→ **Exercise description**
Scan the records for the word "this". Copy each line that includes it.

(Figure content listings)
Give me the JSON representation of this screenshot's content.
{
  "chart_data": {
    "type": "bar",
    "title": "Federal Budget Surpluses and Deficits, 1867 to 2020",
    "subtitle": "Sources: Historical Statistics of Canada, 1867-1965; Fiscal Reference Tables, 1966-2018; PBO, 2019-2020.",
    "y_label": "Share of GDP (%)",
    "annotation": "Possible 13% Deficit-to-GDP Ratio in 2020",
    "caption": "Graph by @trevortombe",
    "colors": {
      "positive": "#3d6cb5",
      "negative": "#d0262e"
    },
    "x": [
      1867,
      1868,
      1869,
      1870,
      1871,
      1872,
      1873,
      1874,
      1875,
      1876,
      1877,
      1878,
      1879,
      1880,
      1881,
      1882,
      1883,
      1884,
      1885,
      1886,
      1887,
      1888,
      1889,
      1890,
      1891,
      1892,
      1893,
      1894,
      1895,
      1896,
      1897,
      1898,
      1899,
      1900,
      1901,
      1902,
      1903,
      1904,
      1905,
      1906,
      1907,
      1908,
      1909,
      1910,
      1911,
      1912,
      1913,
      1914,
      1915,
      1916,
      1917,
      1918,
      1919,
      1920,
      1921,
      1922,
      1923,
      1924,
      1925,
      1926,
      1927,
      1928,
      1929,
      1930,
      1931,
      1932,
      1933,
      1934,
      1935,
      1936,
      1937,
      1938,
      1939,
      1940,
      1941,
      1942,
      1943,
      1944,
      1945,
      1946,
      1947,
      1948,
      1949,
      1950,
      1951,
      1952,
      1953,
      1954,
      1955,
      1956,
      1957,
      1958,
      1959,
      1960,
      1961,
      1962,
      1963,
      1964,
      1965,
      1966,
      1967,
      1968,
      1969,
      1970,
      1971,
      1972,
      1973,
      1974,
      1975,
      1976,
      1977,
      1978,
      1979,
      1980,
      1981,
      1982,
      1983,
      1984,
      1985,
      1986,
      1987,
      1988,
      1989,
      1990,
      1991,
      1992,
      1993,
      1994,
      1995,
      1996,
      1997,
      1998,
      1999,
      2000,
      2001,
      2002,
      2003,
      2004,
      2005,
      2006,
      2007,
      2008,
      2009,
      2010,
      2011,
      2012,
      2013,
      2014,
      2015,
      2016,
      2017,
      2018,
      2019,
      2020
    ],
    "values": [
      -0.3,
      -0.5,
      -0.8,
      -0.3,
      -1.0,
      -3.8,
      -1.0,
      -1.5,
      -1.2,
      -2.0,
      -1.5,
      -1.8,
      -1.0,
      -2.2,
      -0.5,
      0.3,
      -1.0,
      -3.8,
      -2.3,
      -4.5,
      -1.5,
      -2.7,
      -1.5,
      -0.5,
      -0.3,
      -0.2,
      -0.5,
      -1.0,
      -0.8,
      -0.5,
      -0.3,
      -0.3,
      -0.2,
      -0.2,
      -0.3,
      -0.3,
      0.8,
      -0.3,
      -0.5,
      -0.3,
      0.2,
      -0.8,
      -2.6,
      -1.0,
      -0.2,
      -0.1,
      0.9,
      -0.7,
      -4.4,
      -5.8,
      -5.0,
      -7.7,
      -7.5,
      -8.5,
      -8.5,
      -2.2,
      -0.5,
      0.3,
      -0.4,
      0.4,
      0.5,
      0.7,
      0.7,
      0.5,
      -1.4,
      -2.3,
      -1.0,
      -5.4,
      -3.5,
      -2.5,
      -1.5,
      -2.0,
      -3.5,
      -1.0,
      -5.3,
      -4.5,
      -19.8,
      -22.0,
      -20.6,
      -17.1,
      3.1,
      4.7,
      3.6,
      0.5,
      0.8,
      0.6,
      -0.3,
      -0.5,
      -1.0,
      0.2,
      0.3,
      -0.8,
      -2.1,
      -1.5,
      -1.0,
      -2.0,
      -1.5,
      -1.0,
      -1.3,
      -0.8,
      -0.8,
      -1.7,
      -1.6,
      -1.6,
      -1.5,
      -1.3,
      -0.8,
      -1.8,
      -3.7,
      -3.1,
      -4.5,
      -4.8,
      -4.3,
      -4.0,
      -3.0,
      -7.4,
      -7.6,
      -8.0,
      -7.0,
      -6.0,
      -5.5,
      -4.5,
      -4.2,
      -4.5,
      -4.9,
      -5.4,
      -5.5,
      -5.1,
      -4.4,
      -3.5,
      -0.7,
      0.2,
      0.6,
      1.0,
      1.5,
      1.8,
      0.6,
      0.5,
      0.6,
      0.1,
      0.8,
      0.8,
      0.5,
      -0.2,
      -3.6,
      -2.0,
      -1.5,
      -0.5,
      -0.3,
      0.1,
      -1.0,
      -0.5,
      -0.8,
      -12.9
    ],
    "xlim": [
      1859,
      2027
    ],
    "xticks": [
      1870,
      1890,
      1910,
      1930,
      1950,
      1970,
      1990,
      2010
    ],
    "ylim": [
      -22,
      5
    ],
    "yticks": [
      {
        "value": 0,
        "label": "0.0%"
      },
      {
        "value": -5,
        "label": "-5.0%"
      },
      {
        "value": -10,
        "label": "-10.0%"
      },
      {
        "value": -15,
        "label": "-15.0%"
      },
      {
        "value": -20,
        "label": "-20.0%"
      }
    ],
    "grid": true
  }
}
---
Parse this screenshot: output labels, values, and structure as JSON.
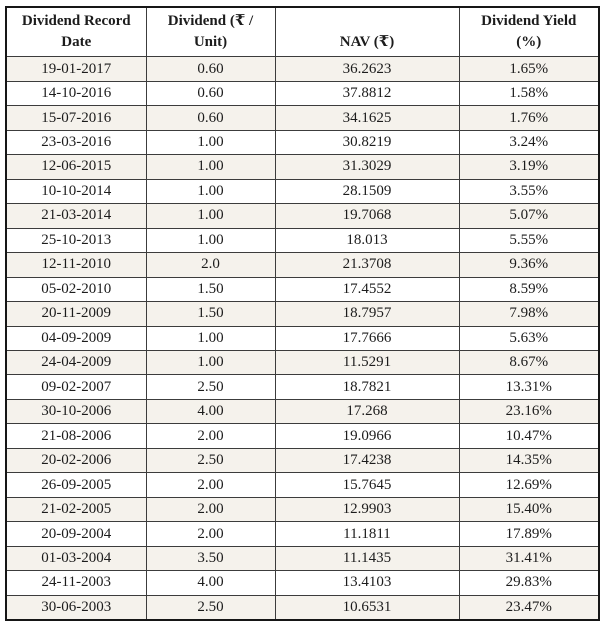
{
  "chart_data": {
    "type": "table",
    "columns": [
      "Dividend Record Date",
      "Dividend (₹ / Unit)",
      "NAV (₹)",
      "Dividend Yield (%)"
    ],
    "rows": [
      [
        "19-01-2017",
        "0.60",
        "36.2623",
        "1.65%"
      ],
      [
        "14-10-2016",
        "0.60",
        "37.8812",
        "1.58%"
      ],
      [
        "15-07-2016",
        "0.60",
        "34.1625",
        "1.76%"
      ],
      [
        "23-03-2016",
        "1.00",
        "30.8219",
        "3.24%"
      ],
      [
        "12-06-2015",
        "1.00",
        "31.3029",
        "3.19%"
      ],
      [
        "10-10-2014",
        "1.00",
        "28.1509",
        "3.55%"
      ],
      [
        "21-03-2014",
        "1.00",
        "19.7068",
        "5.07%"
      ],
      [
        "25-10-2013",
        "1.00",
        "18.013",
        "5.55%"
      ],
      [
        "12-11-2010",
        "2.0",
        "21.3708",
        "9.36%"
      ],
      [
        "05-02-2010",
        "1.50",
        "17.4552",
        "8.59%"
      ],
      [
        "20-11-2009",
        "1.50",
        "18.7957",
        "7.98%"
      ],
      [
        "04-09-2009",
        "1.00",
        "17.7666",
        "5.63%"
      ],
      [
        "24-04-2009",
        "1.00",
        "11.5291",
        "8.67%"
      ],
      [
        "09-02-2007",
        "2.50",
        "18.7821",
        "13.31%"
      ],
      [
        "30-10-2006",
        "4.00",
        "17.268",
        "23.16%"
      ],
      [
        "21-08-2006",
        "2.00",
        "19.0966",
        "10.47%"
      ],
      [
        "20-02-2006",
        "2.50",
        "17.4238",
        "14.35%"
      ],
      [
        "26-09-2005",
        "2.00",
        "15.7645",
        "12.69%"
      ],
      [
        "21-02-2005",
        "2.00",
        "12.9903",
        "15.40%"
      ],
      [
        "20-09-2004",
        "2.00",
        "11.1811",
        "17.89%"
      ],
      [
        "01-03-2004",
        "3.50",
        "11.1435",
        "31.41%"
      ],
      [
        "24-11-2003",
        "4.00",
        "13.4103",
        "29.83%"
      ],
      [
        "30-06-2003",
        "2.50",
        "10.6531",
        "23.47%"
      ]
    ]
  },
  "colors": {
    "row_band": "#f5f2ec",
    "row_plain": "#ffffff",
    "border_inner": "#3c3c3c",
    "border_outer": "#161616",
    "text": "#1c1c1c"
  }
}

→ **Problem solution**
Give me the JSON representation of this screenshot's content.
Parse this screenshot: output labels, values, and structure as JSON.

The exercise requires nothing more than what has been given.